PROBLEM REQUIREMENTS –
Will you transcribe the entries that follow, exactly and in full?

DATA LISTING –

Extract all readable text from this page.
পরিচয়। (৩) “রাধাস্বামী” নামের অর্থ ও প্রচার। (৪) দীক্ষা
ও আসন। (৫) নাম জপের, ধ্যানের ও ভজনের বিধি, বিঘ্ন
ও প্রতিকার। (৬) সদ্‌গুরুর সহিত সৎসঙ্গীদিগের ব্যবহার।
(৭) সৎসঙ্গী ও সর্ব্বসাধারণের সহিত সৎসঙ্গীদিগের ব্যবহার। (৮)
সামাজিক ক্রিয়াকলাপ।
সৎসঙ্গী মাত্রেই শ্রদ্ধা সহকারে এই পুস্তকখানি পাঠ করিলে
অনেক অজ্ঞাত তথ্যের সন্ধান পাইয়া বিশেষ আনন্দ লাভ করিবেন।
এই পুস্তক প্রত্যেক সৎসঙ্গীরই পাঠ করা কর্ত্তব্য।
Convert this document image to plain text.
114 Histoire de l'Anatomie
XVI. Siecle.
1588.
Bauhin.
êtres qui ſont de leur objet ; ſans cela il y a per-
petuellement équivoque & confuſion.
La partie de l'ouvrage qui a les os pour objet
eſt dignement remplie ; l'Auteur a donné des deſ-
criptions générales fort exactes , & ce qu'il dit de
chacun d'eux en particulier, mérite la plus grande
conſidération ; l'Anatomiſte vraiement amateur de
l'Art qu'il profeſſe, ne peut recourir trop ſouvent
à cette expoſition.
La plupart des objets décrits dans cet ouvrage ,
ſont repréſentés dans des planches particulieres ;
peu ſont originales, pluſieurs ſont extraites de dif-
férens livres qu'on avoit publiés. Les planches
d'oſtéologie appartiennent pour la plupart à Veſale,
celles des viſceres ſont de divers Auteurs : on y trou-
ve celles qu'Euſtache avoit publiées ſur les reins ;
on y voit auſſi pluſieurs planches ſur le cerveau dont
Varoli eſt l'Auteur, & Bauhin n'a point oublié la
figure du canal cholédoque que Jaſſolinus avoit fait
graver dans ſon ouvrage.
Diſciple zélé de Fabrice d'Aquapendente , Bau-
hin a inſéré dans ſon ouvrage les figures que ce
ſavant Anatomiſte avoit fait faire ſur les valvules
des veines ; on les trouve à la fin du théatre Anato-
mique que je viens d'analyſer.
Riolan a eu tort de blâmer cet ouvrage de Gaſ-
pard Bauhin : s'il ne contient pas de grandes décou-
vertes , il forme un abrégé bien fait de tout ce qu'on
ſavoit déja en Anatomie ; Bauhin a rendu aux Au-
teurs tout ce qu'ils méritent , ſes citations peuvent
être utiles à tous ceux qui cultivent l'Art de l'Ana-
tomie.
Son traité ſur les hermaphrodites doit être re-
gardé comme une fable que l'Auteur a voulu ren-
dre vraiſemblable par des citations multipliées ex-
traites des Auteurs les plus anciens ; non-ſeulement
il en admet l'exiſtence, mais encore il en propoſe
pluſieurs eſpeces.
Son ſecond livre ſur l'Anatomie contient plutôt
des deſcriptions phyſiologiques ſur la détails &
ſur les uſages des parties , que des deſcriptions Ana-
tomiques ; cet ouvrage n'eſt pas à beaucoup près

PROBLEM SOLUTION –
Extract all readable text from this page.
পরিচয়। (৩) “রাধাস্বামী” নামের অর্থ ও প্রচার। (৪) দীক্ষা
ও আসন। (৫) নাম জপের, ধ্যানের ও ভজনের বিধি, বিঘ্ন
ও প্রতিকার। (৬) সদ্‌গুরুর সহিত সৎসঙ্গীদিগের ব্যবহার।
(৭) সৎসঙ্গী ও সর্ব্বসাধারণের সহিত সৎসঙ্গীদিগের ব্যবহার। (৮)
সামাজিক ক্রিয়াকলাপ।
সৎসঙ্গী মাত্রেই শ্রদ্ধা সহকারে এই পুস্তকখানি পাঠ করিলে
অনেক অজ্ঞাত তথ্যের সন্ধান পাইয়া বিশেষ আনন্দ লাভ করিবেন।
এই পুস্তক প্রত্যেক সৎসঙ্গীরই পাঠ করা কর্ত্তব্য।
Convert this document image to plain text.
114 Histoire de l'Anatomie
XVI. Siecle.
1588.
Bauhin.
êtres qui ſont de leur objet ; ſans cela il y a per-
petuellement équivoque & confuſion.
La partie de l'ouvrage qui a les os pour objet
eſt dignement remplie ; l'Auteur a donné des deſ-
criptions générales fort exactes , & ce qu'il dit de
chacun d'eux en particulier, mérite la plus grande
conſidération ; l'Anatomiſte vraiement amateur de
l'Art qu'il profeſſe, ne peut recourir trop ſouvent
à cette expoſition.
La plupart des objets décrits dans cet ouvrage ,
ſont repréſentés dans des planches particulieres ;
peu ſont originales, pluſieurs ſont extraites de dif-
férens livres qu'on avoit publiés. Les planches
d'oſtéologie appartiennent pour la plupart à Veſale,
celles des viſceres ſont de divers Auteurs : on y trou-
ve celles qu'Euſtache avoit publiées ſur les reins ;
on y voit auſſi pluſieurs planches ſur le cerveau dont
Varoli eſt l'Auteur, & Bauhin n'a point oublié la
figure du canal cholédoque que Jaſſolinus avoit fait
graver dans ſon ouvrage.
Diſciple zélé de Fabrice d'Aquapendente , Bau-
hin a inſéré dans ſon ouvrage les figures que ce
ſavant Anatomiſte avoit fait faire ſur les valvules
des veines ; on les trouve à la fin du théatre Anato-
mique que je viens d'analyſer.
Riolan a eu tort de blâmer cet ouvrage de Gaſ-
pard Bauhin : s'il ne contient pas de grandes décou-
vertes , il forme un abrégé bien fait de tout ce qu'on
ſavoit déja en Anatomie ; Bauhin a rendu aux Au-
teurs tout ce qu'ils méritent , ſes citations peuvent
être utiles à tous ceux qui cultivent l'Art de l'Ana-
tomie.
Son traité ſur les hermaphrodites doit être re-
gardé comme une fable que l'Auteur a voulu ren-
dre vraiſemblable par des citations multipliées ex-
traites des Auteurs les plus anciens ; non-ſeulement
il en admet l'exiſtence, mais encore il en propoſe
pluſieurs eſpeces.
Son ſecond livre ſur l'Anatomie contient plutôt
des deſcriptions phyſiologiques ſur la détails &
ſur les uſages des parties , que des deſcriptions Ana-
tomiques ; cet ouvrage n'eſt pas à beaucoup près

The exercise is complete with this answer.